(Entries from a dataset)
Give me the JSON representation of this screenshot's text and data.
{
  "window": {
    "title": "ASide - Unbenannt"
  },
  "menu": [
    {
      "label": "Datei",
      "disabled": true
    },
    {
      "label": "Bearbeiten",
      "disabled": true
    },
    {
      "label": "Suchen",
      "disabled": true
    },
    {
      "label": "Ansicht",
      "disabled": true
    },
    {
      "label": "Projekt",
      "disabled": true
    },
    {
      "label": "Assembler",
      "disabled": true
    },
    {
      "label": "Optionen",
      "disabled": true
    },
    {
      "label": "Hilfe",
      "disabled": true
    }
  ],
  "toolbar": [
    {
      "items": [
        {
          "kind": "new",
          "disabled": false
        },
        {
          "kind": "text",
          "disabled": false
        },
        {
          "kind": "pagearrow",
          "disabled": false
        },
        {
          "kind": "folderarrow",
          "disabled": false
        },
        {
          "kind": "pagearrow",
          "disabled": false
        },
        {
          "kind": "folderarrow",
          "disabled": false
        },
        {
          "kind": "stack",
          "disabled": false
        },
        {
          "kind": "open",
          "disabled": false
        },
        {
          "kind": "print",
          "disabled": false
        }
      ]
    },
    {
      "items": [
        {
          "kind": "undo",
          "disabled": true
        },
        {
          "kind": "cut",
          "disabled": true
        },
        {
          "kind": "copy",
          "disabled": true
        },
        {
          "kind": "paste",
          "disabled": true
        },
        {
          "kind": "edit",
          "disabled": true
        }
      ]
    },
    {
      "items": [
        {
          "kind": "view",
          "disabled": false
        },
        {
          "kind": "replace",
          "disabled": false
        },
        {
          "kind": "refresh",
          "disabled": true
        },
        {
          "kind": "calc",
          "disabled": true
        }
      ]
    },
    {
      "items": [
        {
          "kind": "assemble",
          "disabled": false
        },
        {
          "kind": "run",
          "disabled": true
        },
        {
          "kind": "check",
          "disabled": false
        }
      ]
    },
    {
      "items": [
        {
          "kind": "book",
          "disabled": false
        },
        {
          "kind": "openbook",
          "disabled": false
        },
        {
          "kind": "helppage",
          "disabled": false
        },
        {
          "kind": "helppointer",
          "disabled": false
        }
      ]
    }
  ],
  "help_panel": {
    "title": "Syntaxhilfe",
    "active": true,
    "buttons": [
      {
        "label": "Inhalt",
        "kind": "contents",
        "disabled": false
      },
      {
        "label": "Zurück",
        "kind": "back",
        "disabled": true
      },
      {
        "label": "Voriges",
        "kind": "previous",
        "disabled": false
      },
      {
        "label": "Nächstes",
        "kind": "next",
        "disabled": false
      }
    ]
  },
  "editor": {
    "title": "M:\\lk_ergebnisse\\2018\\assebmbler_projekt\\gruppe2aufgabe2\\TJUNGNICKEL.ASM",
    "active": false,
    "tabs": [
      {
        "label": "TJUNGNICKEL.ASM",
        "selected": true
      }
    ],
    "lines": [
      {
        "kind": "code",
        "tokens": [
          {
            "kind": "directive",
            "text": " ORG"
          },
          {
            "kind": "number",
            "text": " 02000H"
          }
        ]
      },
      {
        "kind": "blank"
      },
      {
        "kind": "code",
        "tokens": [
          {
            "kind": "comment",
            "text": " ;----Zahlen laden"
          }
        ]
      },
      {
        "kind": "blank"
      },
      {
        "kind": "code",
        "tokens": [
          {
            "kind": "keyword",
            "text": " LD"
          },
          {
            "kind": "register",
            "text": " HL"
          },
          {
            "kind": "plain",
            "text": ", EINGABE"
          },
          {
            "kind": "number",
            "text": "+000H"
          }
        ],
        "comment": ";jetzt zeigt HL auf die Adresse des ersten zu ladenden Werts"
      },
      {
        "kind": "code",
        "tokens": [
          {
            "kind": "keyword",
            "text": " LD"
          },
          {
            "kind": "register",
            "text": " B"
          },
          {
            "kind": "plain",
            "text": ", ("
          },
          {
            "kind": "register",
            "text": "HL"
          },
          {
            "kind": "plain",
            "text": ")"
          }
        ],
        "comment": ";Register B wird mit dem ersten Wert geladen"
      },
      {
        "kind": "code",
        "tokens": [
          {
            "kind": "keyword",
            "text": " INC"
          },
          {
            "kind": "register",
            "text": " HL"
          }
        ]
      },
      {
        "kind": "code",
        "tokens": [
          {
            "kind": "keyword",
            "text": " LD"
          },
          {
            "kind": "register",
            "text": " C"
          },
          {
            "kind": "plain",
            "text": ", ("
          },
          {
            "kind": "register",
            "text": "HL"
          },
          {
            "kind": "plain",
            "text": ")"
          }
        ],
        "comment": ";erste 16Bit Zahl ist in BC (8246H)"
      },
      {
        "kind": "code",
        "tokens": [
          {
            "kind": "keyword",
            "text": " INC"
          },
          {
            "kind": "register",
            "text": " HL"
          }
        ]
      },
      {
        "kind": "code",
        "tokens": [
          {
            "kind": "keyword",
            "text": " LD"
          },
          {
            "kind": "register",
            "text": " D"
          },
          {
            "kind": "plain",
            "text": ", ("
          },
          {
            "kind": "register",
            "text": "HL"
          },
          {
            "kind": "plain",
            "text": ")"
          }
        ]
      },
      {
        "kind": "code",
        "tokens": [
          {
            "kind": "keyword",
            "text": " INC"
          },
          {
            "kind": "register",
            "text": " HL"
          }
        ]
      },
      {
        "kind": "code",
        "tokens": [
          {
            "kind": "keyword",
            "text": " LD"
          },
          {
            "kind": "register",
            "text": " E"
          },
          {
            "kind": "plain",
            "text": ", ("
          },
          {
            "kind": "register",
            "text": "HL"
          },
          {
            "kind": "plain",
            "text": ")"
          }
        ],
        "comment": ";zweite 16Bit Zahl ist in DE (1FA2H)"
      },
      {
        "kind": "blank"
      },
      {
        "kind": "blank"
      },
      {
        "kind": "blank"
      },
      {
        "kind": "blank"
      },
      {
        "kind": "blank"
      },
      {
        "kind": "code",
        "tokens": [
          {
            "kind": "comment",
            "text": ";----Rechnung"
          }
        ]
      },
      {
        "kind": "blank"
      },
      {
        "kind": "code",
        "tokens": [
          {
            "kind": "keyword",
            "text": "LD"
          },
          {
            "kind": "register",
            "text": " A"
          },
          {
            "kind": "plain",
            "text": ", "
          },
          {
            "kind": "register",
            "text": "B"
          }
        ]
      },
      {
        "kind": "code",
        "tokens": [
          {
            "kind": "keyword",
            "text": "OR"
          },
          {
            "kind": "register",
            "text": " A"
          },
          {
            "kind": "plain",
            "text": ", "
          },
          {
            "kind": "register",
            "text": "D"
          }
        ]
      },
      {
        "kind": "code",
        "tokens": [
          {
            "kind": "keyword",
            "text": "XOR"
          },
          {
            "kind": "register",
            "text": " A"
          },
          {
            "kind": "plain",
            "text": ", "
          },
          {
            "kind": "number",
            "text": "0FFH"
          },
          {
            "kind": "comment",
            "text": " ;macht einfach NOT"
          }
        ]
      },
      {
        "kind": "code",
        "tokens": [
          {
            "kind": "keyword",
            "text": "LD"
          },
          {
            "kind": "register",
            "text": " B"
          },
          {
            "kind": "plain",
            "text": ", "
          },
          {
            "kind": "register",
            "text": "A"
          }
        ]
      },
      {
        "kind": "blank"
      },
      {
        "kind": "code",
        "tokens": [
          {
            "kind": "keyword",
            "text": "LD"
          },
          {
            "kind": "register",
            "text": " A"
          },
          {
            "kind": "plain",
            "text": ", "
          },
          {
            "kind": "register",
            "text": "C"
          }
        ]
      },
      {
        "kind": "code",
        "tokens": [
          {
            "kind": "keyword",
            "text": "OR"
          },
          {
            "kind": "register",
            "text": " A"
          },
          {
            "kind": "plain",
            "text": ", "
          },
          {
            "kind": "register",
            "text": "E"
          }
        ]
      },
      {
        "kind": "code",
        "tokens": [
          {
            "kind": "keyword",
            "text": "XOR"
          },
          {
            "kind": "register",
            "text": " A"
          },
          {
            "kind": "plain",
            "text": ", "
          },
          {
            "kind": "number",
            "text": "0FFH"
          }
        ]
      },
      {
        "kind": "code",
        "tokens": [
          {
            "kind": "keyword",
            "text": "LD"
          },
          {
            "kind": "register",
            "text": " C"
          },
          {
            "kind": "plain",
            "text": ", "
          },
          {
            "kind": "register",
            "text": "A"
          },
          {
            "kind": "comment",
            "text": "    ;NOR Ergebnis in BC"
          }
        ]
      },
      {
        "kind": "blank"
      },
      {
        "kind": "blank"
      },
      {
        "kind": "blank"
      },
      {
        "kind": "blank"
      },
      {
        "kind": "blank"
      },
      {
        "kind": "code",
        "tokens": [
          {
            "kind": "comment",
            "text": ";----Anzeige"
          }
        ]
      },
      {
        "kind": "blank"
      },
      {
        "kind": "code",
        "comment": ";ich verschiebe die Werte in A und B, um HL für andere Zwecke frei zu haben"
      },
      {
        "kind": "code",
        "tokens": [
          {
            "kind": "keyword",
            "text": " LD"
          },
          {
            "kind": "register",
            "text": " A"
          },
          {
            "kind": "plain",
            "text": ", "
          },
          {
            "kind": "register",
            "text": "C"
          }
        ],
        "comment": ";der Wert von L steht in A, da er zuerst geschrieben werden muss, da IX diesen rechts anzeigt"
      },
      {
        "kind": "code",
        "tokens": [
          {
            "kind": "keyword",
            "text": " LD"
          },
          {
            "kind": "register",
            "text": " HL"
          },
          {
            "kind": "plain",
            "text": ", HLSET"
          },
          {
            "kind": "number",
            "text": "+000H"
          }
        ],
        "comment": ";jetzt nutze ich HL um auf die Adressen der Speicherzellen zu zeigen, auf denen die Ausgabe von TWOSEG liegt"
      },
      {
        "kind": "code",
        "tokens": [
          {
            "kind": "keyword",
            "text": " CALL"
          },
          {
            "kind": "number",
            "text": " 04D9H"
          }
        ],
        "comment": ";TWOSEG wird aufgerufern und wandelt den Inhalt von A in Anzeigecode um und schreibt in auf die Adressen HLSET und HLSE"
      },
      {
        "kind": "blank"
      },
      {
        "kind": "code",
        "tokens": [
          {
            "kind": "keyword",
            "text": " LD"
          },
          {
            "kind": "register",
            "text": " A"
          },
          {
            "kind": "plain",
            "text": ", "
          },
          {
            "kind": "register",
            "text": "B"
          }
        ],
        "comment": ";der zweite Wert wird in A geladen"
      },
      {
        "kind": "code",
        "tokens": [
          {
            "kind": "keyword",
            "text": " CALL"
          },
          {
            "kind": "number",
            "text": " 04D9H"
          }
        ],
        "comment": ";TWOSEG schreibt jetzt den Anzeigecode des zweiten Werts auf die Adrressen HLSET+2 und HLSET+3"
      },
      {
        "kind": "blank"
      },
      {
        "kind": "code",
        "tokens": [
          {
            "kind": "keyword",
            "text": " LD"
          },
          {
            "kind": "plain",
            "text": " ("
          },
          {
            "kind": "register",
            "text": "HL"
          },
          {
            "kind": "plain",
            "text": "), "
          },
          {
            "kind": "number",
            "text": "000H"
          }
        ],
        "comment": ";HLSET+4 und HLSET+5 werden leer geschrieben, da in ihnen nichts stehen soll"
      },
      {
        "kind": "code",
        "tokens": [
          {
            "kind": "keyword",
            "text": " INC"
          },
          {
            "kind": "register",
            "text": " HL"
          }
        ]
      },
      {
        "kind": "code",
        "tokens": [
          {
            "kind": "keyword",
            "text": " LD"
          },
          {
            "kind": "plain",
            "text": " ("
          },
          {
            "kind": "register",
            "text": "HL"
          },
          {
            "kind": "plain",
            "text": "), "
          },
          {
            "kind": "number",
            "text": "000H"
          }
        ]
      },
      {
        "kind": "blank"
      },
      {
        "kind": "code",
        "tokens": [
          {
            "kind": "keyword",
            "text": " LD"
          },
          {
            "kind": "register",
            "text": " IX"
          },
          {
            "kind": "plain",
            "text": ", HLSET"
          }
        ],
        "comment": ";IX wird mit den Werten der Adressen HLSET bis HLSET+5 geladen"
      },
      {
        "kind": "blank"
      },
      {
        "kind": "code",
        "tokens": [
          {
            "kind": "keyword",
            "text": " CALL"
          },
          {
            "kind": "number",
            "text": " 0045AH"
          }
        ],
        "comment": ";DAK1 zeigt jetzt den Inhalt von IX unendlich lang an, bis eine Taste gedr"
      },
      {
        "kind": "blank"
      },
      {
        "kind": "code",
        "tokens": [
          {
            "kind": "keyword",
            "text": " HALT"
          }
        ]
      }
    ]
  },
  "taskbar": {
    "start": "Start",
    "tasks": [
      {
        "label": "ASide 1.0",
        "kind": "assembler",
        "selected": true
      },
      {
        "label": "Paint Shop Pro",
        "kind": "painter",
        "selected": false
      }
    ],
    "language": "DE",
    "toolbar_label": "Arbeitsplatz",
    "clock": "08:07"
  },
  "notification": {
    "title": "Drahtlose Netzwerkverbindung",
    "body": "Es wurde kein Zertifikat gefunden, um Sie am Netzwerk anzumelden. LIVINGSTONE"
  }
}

◆ **Task instructions**: Find each line holding "title". Copy it out.

◆ **Correct response**:
    "title": "ASide - Unbenannt"
    "title": "Syntaxhilfe",
    "title": "M:\\lk_ergebnisse\\2018\\assebmbler_projekt\\gruppe2aufgabe2\\TJUNGNICKEL.ASM",
    "title": "Drahtlose Netzwerkverbindung",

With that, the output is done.